* **Job**
Set down the records once more, please, exactly and with the pictures left out.

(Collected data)
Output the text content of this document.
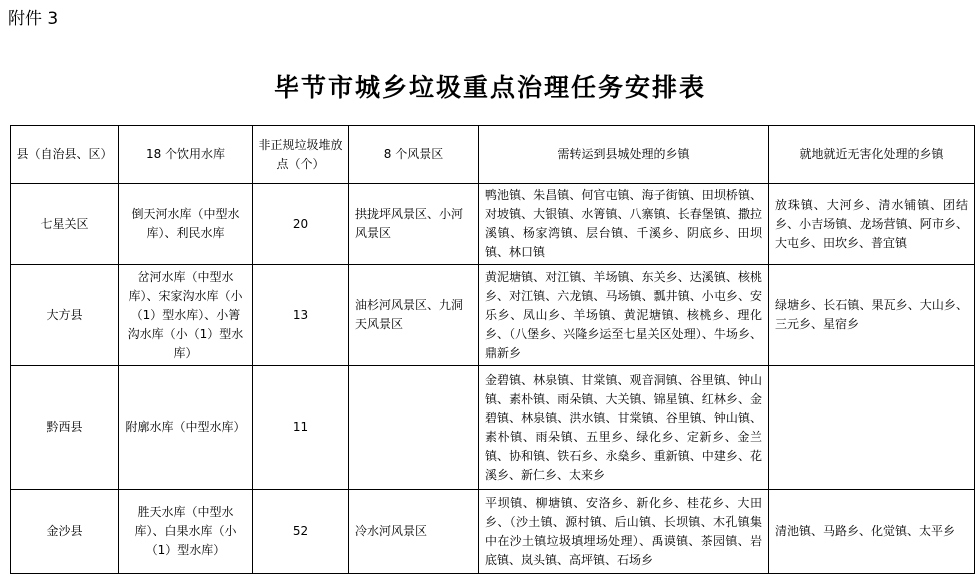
附件 3
毕节市城乡垃圾重点治理任务安排表
县（自治县、区）	18 个饮用水库	非正规垃圾堆放点（个）	8 个风景区	需转运到县城处理的乡镇	就地就近无害化处理的乡镇
七星关区	倒天河水库（中型水库）、利民水库	20	拱拢坪风景区、小河风景区	鸭池镇、朱昌镇、何官屯镇、海子街镇、田坝桥镇、对坡镇、大银镇、水箐镇、八寨镇、长春堡镇、撒拉溪镇、杨家湾镇、层台镇、千溪乡、阴底乡、田坝镇、林口镇	放珠镇、大河乡、清水铺镇、团结乡、小吉场镇、龙场营镇、阿市乡、大屯乡、田坎乡、普宜镇
大方县	岔河水库（中型水库）、宋家沟水库（小（1）型水库）、小箐沟水库（小（1）型水库）	13	油杉河风景区、九洞天风景区	黄泥塘镇、对江镇、羊场镇、东关乡、达溪镇、核桃乡、对江镇、六龙镇、马场镇、瓢井镇、小屯乡、安乐乡、凤山乡、羊场镇、黄泥塘镇、核桃乡、理化乡、（八堡乡、兴隆乡运至七星关区处理）、牛场乡、鼎新乡	绿塘乡、长石镇、果瓦乡、大山乡、三元乡、星宿乡
黔西县	附廓水库（中型水库）	11		金碧镇、林泉镇、甘棠镇、观音洞镇、谷里镇、钟山镇、素朴镇、雨朵镇、大关镇、锦星镇、红林乡、金碧镇、林泉镇、洪水镇、甘棠镇、谷里镇、钟山镇、素朴镇、雨朵镇、五里乡、绿化乡、定新乡、金兰镇、协和镇、铁石乡、永燊乡、重新镇、中建乡、花溪乡、新仁乡、太来乡	
金沙县	胜天水库（中型水库）、白果水库（小（1）型水库）	52	冷水河风景区	平坝镇、柳塘镇、安洛乡、新化乡、桂花乡、大田乡、（沙土镇、源村镇、后山镇、长坝镇、木孔镇集中在沙土镇垃圾填埋场处理）、禹谟镇、茶园镇、岩底镇、岚头镇、高坪镇、石场乡	清池镇、马路乡、化觉镇、太平乡
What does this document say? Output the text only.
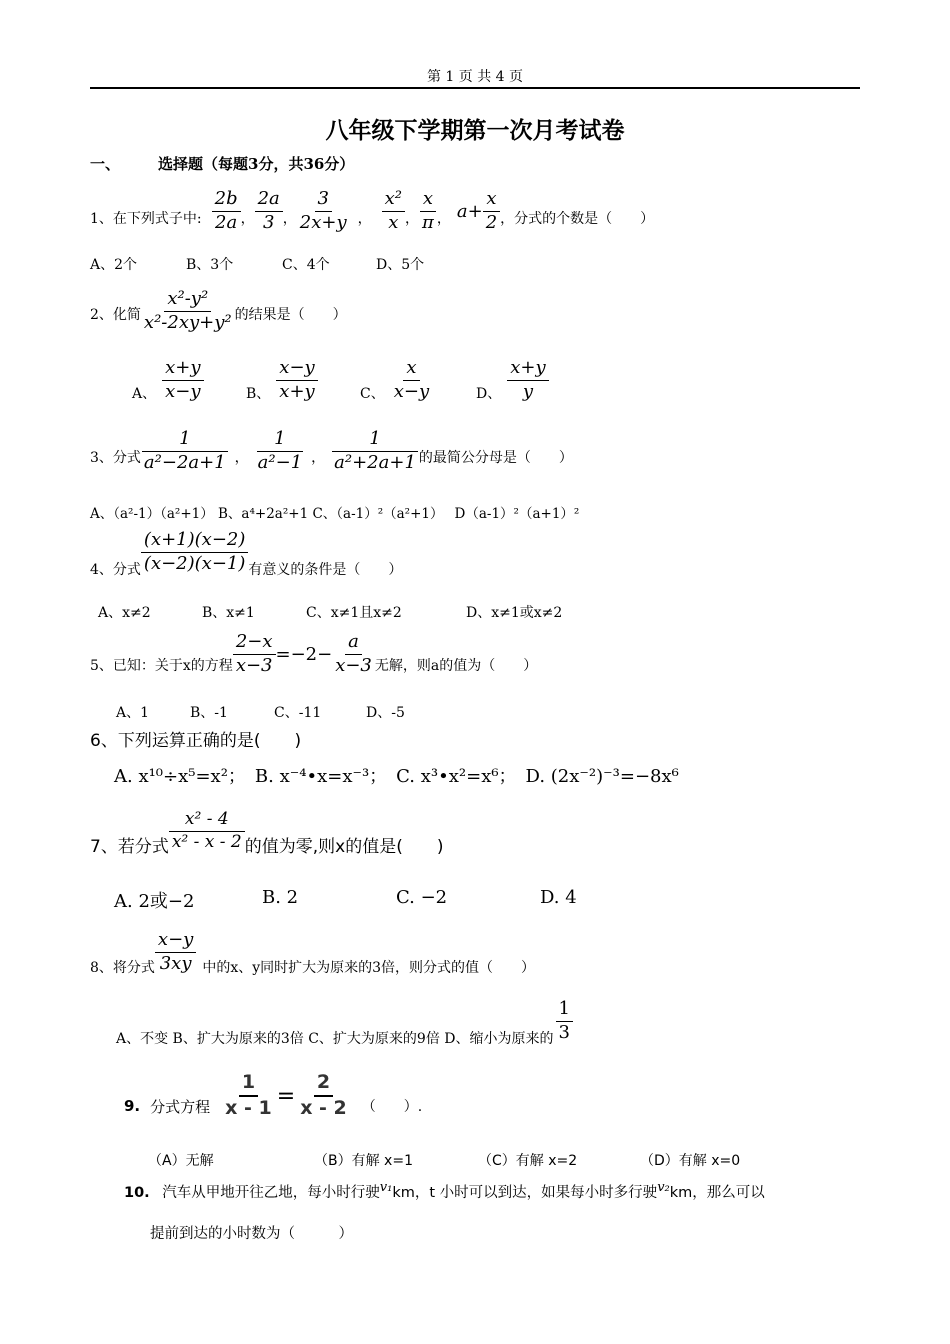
第 1 页 共 4 页
八年级下学期第一次月考试卷
一、	选择题（每题3分，共36分）
1、在下列式子中: $\frac{2b}{2a}$ ， $\frac{2a}{3}$ ， $\frac{3}{2x+y}$ ， $\frac{\text{x²}}{x}$ ， $\frac{x}{\pi}$ ， $a+ \frac{x}{2}$ ，分式的个数是（　　）
A、2个	B、3个	C、4个	D、5个
2、化简 $\frac{\text{x²-y²}}{\text{x²-2xy+y²}}$ 的结果是（　　）
A、 $\frac{x+y}{x-y}$	B、 $\frac{x-y}{x+y}$	C、 $\frac{x}{x-y}$	D、 $\frac{x+y}{y}$
3、分式 $\frac{1}{\text{a²−2a+1}}$ ， $\frac{1}{\text{a²−1}}$ ， $\frac{1}{\text{a²+2a+1}}$ 的最简公分母是（　　）
A、（a²-1）（a²+1） B、a⁴+2a²+1 C、（a-1）²（a²+1）　 D（a-1）²（a+1）²
4、分式 $\frac{(x+1)(x-2)}{(x-2)(x-1)}$ 有意义的条件是（　　）
A、x≠2	B、x≠1	C、x≠1且x≠2	D、x≠1或x≠2
5、已知：关于x的方程 $\frac{2-x}{x-3} =-2- \frac{a}{x-3}$ 无解，则a的值为（　　）
A、1	B、-1	C、-11	D、-5
6、下列运算正确的是(　　)
A. x¹⁰÷x⁵=x²；　B. x⁻⁴•x=x⁻³；　C. x³•x²=x⁶；　D. (2x⁻²)⁻³=−8x⁶
7、若分式 $\frac{\text{x² - 4}}{\text{x² - x - 2}}$ 的值为零,则x的值是(　　)
A. 2或−2	B. 2	C. −2	D. 4
8、将分式 $\frac{x-y}{3xy}$ 中的x、y同时扩大为原来的3倍，则分式的值（　　）
A、不变 B、扩大为原来的3倍 C、扩大为原来的9倍 D、缩小为原来的 $\frac{1}{3}$
9. 分式方程 $\frac{1}{x - 1} = \frac{2}{x - 2}$ （　　）.
（A）无解	（B）有解 x=1	（C）有解 x=2	（D）有解 x=0
10. 汽车从甲地开往乙地，每小时行驶v₁km，t 小时可以到达，如果每小时多行驶v₂km，那么可以
提前到达的小时数为（　　　）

* **Solution to this exercise**
Output the text content of this document.
附件 3
毕节市城乡垃圾重点治理任务安排表
县（自治县、区）	18 个饮用水库	非正规垃圾堆放点（个）	8 个风景区	需转运到县城处理的乡镇	就地就近无害化处理的乡镇
七星关区	倒天河水库（中型水库）、利民水库	20	拱拢坪风景区、小河风景区	鸭池镇、朱昌镇、何官屯镇、海子街镇、田坝桥镇、对坡镇、大银镇、水箐镇、八寨镇、长春堡镇、撒拉溪镇、杨家湾镇、层台镇、千溪乡、阴底乡、田坝镇、林口镇	放珠镇、大河乡、清水铺镇、团结乡、小吉场镇、龙场营镇、阿市乡、大屯乡、田坎乡、普宜镇
大方县	岔河水库（中型水库）、宋家沟水库（小（1）型水库）、小箐沟水库（小（1）型水库）	13	油杉河风景区、九洞天风景区	黄泥塘镇、对江镇、羊场镇、东关乡、达溪镇、核桃乡、对江镇、六龙镇、马场镇、瓢井镇、小屯乡、安乐乡、凤山乡、羊场镇、黄泥塘镇、核桃乡、理化乡、（八堡乡、兴隆乡运至七星关区处理）、牛场乡、鼎新乡	绿塘乡、长石镇、果瓦乡、大山乡、三元乡、星宿乡
黔西县	附廓水库（中型水库）	11		金碧镇、林泉镇、甘棠镇、观音洞镇、谷里镇、钟山镇、素朴镇、雨朵镇、大关镇、锦星镇、红林乡、金碧镇、林泉镇、洪水镇、甘棠镇、谷里镇、钟山镇、素朴镇、雨朵镇、五里乡、绿化乡、定新乡、金兰镇、协和镇、铁石乡、永燊乡、重新镇、中建乡、花溪乡、新仁乡、太来乡	
金沙县	胜天水库（中型水库）、白果水库（小（1）型水库）	52	冷水河风景区	平坝镇、柳塘镇、安洛乡、新化乡、桂花乡、大田乡、（沙土镇、源村镇、后山镇、长坝镇、木孔镇集中在沙土镇垃圾填埋场处理）、禹谟镇、茶园镇、岩底镇、岚头镇、高坪镇、石场乡	清池镇、马路乡、化觉镇、太平乡
What does this document say? Output the text only.
第 1 页 共 4 页
八年级下学期第一次月考试卷
一、	选择题（每题3分，共36分）
1、在下列式子中: $\frac{2b}{2a}$ ， $\frac{2a}{3}$ ， $\frac{3}{2x+y}$ ， $\frac{\text{x²}}{x}$ ， $\frac{x}{\pi}$ ， $a+ \frac{x}{2}$ ，分式的个数是（　　）
A、2个	B、3个	C、4个	D、5个
2、化简 $\frac{\text{x²-y²}}{\text{x²-2xy+y²}}$ 的结果是（　　）
A、 $\frac{x+y}{x-y}$	B、 $\frac{x-y}{x+y}$	C、 $\frac{x}{x-y}$	D、 $\frac{x+y}{y}$
3、分式 $\frac{1}{\text{a²−2a+1}}$ ， $\frac{1}{\text{a²−1}}$ ， $\frac{1}{\text{a²+2a+1}}$ 的最简公分母是（　　）
A、（a²-1）（a²+1） B、a⁴+2a²+1 C、（a-1）²（a²+1）　 D（a-1）²（a+1）²
4、分式 $\frac{(x+1)(x-2)}{(x-2)(x-1)}$ 有意义的条件是（　　）
A、x≠2	B、x≠1	C、x≠1且x≠2	D、x≠1或x≠2
5、已知：关于x的方程 $\frac{2-x}{x-3} =-2- \frac{a}{x-3}$ 无解，则a的值为（　　）
A、1	B、-1	C、-11	D、-5
6、下列运算正确的是(　　)
A. x¹⁰÷x⁵=x²；　B. x⁻⁴•x=x⁻³；　C. x³•x²=x⁶；　D. (2x⁻²)⁻³=−8x⁶
7、若分式 $\frac{\text{x² - 4}}{\text{x² - x - 2}}$ 的值为零,则x的值是(　　)
A. 2或−2	B. 2	C. −2	D. 4
8、将分式 $\frac{x-y}{3xy}$ 中的x、y同时扩大为原来的3倍，则分式的值（　　）
A、不变 B、扩大为原来的3倍 C、扩大为原来的9倍 D、缩小为原来的 $\frac{1}{3}$
9. 分式方程 $\frac{1}{x - 1} = \frac{2}{x - 2}$ （　　）.
（A）无解	（B）有解 x=1	（C）有解 x=2	（D）有解 x=0
10. 汽车从甲地开往乙地，每小时行驶v₁km，t 小时可以到达，如果每小时多行驶v₂km，那么可以
提前到达的小时数为（　　　）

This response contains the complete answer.